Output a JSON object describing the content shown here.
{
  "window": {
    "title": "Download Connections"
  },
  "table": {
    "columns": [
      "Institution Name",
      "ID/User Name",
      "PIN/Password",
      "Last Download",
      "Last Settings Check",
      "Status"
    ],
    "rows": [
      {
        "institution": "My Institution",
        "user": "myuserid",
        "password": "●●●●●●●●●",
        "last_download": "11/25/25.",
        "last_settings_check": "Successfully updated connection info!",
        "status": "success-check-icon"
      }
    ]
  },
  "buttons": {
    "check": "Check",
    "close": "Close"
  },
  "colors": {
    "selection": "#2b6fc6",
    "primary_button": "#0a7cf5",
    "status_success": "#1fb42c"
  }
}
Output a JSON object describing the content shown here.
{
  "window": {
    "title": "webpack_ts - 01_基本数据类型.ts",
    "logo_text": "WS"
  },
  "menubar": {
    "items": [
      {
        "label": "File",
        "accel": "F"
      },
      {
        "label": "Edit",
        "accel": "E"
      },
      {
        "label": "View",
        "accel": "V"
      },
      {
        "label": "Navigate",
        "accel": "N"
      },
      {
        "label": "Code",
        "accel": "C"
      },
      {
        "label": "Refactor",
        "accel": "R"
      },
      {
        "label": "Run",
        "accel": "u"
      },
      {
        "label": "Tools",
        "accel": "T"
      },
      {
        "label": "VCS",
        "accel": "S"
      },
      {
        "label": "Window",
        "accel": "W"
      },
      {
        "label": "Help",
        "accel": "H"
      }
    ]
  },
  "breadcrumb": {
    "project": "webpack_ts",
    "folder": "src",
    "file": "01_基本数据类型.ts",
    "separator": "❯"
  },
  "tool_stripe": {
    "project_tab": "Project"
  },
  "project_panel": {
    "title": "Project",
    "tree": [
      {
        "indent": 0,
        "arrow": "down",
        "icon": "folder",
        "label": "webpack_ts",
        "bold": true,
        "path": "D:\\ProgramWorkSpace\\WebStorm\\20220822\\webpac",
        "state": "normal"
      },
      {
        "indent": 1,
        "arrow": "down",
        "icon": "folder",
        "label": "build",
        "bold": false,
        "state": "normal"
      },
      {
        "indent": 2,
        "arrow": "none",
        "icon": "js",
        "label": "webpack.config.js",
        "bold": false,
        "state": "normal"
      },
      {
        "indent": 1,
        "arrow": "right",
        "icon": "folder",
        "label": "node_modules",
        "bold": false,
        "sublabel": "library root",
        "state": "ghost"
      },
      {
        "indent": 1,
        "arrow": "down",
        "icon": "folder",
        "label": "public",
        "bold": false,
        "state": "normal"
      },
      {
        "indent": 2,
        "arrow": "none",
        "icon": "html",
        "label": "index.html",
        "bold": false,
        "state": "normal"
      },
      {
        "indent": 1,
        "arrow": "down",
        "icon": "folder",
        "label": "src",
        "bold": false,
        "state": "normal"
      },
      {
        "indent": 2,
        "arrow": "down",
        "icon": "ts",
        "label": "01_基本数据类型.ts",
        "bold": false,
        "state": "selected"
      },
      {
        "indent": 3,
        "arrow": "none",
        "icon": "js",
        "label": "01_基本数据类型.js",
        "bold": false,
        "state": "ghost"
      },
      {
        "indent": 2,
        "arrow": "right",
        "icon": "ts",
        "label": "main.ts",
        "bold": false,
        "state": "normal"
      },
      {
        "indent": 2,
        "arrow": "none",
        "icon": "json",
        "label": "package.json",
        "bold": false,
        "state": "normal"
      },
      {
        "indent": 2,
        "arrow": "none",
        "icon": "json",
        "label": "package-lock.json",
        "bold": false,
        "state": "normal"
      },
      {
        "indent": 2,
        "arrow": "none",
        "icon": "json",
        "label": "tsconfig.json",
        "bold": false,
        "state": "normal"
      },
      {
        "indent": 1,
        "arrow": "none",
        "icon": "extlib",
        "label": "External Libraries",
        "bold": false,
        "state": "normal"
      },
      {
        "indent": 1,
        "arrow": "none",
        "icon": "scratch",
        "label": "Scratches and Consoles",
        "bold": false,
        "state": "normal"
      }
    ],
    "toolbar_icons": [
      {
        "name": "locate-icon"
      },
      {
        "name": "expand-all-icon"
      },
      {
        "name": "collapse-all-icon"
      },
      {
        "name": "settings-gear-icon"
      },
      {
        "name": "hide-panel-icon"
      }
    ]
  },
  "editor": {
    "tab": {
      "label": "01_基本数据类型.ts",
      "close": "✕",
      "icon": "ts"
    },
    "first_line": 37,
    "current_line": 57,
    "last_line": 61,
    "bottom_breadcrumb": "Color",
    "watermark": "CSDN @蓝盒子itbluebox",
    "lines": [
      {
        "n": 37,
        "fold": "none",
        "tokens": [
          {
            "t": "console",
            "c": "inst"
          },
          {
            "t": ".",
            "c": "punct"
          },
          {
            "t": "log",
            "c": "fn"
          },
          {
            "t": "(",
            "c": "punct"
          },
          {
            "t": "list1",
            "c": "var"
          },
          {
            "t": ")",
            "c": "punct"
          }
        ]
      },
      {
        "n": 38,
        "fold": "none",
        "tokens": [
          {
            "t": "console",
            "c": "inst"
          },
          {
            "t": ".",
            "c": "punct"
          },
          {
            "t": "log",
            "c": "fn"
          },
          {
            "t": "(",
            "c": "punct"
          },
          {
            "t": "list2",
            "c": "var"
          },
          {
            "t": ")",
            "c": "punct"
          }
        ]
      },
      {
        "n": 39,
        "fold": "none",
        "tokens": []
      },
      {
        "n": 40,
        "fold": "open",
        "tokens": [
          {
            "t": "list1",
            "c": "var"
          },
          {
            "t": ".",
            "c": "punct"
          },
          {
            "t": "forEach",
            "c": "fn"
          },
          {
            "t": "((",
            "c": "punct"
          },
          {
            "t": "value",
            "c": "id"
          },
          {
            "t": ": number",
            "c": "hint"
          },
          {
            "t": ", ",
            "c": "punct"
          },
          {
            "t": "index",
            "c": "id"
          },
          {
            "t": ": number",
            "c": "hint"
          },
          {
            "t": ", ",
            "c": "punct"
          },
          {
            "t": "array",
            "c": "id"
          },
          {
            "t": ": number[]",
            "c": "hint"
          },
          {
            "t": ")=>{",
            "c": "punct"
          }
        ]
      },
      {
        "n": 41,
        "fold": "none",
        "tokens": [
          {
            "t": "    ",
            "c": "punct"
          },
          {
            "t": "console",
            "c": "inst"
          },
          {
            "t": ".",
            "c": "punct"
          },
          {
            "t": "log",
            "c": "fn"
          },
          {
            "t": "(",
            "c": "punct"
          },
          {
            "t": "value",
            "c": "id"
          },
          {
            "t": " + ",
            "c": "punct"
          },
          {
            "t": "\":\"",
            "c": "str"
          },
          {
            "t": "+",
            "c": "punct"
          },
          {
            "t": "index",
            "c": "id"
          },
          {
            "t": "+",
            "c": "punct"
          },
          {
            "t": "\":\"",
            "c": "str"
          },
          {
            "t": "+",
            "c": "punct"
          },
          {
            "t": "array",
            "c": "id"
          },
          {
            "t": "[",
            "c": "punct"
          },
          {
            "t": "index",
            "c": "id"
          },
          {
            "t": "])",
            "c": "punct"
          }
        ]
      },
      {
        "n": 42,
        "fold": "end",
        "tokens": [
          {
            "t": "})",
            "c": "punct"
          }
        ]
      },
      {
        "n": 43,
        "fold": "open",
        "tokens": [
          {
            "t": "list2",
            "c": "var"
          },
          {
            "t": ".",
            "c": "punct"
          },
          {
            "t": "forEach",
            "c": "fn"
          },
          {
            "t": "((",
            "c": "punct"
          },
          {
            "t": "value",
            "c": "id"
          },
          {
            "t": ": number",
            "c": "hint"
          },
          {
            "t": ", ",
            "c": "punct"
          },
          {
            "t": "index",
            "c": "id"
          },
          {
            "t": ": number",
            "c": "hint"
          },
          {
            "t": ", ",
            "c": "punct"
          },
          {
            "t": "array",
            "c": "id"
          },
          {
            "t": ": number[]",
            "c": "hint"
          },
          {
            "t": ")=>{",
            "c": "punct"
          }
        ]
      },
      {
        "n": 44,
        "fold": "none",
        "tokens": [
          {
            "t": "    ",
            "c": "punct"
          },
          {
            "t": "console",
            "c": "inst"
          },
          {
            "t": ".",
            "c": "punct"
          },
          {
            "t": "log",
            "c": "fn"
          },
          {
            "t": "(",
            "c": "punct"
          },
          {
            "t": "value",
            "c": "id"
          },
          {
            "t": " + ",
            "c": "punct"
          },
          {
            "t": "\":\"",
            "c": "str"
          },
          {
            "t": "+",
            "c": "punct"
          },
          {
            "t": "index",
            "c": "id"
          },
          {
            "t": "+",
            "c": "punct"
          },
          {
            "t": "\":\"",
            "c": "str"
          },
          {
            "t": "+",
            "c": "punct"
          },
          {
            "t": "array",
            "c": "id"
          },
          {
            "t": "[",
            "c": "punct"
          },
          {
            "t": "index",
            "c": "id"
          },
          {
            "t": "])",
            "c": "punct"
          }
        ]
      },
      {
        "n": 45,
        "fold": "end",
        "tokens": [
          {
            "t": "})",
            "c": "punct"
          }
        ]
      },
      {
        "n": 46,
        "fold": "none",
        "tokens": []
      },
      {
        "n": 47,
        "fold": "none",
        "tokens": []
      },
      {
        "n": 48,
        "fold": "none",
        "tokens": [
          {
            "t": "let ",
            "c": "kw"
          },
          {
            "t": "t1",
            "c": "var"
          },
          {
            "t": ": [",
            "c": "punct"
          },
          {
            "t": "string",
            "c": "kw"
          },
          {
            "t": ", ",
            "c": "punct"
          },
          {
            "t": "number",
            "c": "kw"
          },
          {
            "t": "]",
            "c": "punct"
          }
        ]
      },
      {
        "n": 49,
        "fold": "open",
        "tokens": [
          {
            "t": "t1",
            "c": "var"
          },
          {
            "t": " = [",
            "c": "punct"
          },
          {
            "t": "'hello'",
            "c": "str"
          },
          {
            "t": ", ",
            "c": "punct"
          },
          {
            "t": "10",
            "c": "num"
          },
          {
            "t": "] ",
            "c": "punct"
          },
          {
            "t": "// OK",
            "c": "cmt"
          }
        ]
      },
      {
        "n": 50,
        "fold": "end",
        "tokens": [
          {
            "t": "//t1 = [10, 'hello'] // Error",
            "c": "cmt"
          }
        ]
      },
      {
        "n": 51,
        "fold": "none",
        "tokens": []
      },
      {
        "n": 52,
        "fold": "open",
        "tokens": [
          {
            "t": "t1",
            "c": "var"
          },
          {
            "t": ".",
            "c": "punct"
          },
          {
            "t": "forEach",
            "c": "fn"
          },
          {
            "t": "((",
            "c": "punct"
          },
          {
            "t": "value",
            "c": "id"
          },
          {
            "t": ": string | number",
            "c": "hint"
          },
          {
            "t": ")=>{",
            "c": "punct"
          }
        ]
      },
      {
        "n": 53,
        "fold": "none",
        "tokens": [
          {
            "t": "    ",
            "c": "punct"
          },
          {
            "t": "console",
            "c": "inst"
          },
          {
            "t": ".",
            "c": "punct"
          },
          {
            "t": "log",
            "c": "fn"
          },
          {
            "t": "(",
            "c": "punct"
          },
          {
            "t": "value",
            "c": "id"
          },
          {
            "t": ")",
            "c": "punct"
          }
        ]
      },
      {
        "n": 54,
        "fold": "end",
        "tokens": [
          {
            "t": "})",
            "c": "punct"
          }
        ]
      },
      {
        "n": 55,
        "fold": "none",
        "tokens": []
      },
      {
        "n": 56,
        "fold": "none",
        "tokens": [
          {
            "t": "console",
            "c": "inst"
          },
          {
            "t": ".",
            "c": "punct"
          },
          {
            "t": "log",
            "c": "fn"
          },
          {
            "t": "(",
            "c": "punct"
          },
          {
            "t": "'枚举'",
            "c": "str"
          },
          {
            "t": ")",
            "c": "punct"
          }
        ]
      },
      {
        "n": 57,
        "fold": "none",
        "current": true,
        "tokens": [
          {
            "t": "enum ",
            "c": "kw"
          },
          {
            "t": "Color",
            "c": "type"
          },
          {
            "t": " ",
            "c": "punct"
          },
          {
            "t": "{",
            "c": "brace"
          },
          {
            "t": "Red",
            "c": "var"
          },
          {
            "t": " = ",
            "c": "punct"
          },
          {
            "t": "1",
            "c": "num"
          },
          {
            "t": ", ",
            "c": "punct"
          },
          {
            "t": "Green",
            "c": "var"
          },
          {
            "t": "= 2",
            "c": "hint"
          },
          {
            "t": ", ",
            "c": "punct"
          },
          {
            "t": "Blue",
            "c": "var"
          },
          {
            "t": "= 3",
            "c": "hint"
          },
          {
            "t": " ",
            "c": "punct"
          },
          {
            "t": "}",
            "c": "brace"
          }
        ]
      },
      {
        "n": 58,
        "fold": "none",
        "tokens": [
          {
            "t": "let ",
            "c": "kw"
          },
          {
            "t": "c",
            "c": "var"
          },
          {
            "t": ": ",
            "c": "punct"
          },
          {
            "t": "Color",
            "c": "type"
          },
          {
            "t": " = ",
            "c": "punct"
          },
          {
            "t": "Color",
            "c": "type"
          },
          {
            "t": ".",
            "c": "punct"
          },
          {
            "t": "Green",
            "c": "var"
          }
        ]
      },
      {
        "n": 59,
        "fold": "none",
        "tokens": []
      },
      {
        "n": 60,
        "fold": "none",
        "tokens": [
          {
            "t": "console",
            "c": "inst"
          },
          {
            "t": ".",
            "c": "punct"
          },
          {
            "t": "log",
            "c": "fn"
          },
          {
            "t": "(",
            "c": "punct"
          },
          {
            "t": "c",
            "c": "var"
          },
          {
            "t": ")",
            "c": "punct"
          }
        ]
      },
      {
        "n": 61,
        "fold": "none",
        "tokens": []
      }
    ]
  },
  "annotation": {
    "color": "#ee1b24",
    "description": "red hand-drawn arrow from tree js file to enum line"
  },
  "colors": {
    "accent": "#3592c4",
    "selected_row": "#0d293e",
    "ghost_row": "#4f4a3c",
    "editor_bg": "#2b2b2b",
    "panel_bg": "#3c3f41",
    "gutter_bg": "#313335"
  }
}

* Exercise
Take every line from the data above that holds "tree" and copy it out.

* Output
    "tree": [
    "description": "red hand-drawn arrow from tree js file to enum line"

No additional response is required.